What needs to be done
Wherever the word "color" turns up in a line of the entries, copy that line.

Provided information
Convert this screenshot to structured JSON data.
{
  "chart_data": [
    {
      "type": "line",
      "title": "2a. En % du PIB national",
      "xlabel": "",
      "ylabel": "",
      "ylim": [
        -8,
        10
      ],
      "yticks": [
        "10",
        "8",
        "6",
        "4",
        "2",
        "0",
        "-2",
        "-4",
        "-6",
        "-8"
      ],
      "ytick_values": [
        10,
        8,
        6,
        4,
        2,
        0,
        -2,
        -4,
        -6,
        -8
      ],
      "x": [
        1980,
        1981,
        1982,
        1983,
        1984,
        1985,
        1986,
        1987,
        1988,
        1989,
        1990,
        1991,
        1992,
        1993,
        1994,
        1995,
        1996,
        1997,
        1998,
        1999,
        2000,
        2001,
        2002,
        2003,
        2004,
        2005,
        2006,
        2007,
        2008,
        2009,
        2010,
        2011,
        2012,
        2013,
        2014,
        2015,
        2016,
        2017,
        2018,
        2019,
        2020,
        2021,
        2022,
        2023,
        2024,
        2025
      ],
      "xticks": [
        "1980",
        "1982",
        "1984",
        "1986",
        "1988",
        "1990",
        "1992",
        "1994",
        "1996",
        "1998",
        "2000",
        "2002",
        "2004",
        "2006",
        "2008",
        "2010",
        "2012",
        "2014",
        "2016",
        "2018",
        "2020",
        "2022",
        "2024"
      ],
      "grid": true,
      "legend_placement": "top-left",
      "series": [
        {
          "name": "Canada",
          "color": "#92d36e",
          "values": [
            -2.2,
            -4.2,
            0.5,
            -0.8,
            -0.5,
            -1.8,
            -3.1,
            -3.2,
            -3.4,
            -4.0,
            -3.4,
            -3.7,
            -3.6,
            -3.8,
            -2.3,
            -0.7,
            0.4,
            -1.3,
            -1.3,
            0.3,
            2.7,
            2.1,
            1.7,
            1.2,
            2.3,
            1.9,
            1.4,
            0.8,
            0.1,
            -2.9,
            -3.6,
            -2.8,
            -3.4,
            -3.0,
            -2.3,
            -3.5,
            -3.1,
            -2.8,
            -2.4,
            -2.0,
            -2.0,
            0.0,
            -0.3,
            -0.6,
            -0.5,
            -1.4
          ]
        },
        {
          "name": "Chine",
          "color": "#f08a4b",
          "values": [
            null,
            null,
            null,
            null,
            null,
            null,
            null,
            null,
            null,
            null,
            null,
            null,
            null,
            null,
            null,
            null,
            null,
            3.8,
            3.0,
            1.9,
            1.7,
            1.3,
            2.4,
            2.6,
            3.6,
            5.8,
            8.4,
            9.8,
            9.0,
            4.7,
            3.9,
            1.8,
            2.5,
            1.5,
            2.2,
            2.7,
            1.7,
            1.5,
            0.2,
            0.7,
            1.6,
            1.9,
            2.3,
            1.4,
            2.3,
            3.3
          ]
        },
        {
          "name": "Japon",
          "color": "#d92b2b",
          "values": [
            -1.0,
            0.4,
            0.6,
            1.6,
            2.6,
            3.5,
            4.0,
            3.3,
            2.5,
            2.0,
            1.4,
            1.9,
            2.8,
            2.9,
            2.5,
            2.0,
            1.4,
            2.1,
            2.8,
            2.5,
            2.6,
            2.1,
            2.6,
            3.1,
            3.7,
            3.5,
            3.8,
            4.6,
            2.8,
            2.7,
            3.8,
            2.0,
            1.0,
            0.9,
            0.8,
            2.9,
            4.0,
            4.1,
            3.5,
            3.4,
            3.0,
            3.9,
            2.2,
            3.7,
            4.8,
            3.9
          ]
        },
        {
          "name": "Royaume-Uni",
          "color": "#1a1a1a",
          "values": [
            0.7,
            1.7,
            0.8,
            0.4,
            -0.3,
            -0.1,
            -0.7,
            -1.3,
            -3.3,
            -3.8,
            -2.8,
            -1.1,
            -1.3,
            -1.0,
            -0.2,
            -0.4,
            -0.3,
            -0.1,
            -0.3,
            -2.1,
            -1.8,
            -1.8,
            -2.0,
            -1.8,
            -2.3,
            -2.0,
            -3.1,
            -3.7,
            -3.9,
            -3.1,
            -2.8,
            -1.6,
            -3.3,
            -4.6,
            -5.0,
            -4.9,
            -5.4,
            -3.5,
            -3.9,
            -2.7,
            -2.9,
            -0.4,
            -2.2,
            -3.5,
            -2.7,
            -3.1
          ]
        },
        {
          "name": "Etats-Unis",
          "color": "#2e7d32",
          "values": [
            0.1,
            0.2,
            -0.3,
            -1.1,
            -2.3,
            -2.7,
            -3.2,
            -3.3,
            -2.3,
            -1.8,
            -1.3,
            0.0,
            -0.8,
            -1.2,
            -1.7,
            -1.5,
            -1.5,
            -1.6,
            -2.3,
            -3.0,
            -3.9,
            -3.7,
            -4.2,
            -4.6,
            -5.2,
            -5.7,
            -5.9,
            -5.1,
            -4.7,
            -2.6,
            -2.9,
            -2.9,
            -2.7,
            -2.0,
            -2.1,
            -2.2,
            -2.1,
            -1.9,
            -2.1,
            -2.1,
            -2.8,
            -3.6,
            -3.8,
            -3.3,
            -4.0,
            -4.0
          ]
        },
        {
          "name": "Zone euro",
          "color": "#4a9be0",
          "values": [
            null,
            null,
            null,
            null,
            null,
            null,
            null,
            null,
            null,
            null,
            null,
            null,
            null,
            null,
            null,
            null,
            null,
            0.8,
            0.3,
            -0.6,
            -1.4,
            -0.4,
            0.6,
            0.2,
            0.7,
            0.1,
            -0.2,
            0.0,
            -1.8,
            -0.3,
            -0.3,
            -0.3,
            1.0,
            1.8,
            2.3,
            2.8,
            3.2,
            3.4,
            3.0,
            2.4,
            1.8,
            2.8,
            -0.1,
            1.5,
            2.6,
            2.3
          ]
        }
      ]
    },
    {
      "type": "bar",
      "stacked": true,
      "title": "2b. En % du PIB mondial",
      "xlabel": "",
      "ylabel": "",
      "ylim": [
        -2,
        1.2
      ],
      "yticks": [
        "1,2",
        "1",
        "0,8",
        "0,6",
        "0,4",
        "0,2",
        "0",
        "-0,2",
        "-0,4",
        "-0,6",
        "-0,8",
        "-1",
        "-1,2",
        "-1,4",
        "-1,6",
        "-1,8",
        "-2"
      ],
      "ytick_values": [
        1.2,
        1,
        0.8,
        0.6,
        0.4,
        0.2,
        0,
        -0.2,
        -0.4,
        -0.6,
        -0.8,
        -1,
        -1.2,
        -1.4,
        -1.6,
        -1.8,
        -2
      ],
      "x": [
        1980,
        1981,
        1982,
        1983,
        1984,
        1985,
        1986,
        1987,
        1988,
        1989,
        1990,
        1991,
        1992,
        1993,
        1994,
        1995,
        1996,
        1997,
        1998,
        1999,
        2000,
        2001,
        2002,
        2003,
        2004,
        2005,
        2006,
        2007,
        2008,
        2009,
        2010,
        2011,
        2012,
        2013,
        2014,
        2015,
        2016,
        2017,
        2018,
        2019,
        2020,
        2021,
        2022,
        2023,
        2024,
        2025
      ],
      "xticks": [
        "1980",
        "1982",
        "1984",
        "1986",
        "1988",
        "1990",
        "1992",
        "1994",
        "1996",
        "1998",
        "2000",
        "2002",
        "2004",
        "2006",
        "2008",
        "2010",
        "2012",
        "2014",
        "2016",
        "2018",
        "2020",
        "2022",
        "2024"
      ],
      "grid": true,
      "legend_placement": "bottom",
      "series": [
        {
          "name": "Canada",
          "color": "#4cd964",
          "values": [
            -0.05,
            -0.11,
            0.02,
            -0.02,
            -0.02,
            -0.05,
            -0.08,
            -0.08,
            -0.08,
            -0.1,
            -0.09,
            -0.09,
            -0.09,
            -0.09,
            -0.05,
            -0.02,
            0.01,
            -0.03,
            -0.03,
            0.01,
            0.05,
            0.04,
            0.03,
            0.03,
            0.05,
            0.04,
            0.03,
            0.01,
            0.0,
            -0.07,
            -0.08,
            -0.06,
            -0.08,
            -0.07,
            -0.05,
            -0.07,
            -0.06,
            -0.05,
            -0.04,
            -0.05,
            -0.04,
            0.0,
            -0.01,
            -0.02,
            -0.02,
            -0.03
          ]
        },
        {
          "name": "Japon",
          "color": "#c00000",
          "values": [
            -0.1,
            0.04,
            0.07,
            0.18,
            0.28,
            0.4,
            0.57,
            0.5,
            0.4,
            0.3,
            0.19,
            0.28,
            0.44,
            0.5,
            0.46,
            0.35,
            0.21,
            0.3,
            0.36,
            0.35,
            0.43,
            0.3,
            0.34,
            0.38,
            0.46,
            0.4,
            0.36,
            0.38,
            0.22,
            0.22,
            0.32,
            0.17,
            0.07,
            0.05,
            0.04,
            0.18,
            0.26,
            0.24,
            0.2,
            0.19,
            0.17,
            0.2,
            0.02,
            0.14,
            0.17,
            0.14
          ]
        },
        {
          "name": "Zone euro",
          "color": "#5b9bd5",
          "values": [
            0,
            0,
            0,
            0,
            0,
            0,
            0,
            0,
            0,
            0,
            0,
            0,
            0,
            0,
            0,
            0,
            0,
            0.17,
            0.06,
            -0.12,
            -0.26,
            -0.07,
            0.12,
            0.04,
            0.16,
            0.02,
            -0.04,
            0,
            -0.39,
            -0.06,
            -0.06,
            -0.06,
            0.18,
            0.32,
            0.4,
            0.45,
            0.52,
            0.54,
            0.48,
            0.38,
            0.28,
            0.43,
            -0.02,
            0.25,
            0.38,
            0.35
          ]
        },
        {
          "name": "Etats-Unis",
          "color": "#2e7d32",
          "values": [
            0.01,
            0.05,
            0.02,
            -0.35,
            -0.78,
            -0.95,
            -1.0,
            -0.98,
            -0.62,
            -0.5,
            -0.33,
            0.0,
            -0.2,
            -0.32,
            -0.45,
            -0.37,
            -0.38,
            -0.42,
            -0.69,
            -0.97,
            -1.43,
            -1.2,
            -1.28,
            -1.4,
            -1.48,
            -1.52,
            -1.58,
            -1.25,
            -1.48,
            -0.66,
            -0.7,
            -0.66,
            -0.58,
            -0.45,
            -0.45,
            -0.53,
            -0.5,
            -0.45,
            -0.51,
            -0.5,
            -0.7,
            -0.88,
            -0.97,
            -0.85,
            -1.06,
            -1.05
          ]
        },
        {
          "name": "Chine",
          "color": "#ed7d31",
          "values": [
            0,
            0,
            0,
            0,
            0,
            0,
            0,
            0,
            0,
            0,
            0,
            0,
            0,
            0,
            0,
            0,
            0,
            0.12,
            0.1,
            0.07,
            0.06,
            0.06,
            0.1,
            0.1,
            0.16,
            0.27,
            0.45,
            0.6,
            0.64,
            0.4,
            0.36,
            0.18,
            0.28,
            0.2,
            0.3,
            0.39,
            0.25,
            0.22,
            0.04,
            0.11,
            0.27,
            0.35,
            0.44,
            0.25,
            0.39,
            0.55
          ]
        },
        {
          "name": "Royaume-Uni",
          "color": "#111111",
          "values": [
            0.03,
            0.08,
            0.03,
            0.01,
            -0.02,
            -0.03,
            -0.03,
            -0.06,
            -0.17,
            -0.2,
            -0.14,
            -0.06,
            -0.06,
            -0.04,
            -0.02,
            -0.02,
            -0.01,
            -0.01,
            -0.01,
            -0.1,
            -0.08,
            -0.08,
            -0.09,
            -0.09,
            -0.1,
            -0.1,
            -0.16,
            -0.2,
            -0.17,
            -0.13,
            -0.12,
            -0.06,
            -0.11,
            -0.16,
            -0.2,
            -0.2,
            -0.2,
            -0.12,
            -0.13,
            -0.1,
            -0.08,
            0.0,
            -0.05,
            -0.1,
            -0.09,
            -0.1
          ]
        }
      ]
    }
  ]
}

Result
          "color": "#92d36e",
          "color": "#f08a4b",
          "color": "#d92b2b",
          "color": "#1a1a1a",
          "color": "#2e7d32",
          "color": "#4a9be0",
          "color": "#4cd964",
          "color": "#c00000",
          "color": "#5b9bd5",
          "color": "#2e7d32",
          "color": "#ed7d31",
          "color": "#111111",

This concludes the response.